Exercise prompt - Restate all the material verbatim, except for the pictures.

Information given -
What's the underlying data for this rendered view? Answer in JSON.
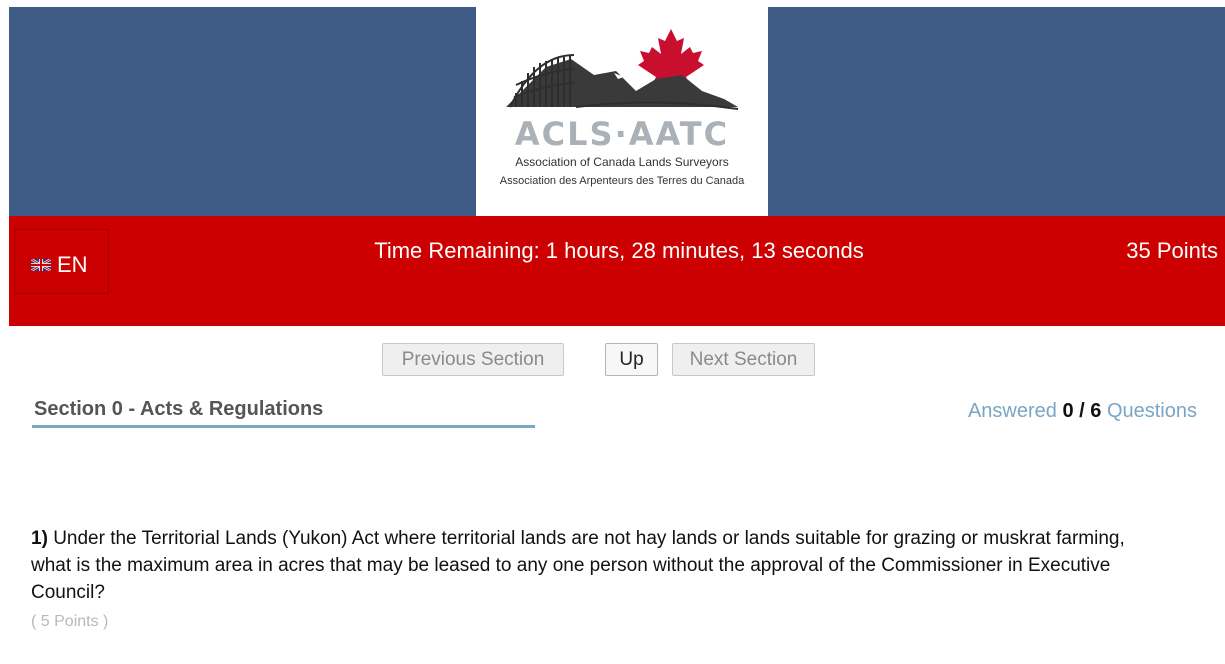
{
  "header": {
    "logo": {
      "acronym": "ACLS·AATC",
      "name_en": "Association of Canada Lands Surveyors",
      "name_fr": "Association des Arpenteurs des Terres du Canada"
    }
  },
  "status_bar": {
    "language": {
      "icon": "uk-flag-icon",
      "code": "EN"
    },
    "timer": "Time Remaining: 1 hours, 28 minutes, 13 seconds",
    "points": "35 Points"
  },
  "navigation": {
    "previous_label": "Previous Section",
    "up_label": "Up",
    "next_label": "Next Section"
  },
  "section": {
    "title": "Section 0 - Acts & Regulations",
    "answered_prefix": "Answered",
    "answered_count": "0 / 6",
    "answered_suffix": "Questions"
  },
  "question": {
    "number": "1)",
    "text": "Under the Territorial Lands (Yukon) Act where territorial lands are not hay lands or lands suitable for grazing or muskrat farming, what is the maximum area in acres that may be leased to any one person without the approval of the Commissioner in Executive Council?",
    "points": "( 5 Points )"
  },
  "colors": {
    "header_blue": "#3e5c85",
    "status_red": "#cc0000",
    "link_blue": "#79a6c4",
    "maple_red": "#c8102e"
  }
}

Expected answer -
What's the underlying data for this rendered view? Answer in JSON.
{
  "header": {
    "logo": {
      "acronym": "ACLS·AATC",
      "name_en": "Association of Canada Lands Surveyors",
      "name_fr": "Association des Arpenteurs des Terres du Canada"
    }
  },
  "status_bar": {
    "language": {
      "icon": "uk-flag-icon",
      "code": "EN"
    },
    "timer": "Time Remaining: 1 hours, 28 minutes, 13 seconds",
    "points": "35 Points"
  },
  "navigation": {
    "previous_label": "Previous Section",
    "up_label": "Up",
    "next_label": "Next Section"
  },
  "section": {
    "title": "Section 0 - Acts & Regulations",
    "answered_prefix": "Answered",
    "answered_count": "0 / 6",
    "answered_suffix": "Questions"
  },
  "question": {
    "number": "1)",
    "text": "Under the Territorial Lands (Yukon) Act where territorial lands are not hay lands or lands suitable for grazing or muskrat farming, what is the maximum area in acres that may be leased to any one person without the approval of the Commissioner in Executive Council?",
    "points": "( 5 Points )"
  },
  "colors": {
    "header_blue": "#3e5c85",
    "status_red": "#cc0000",
    "link_blue": "#79a6c4",
    "maple_red": "#c8102e"
  }
}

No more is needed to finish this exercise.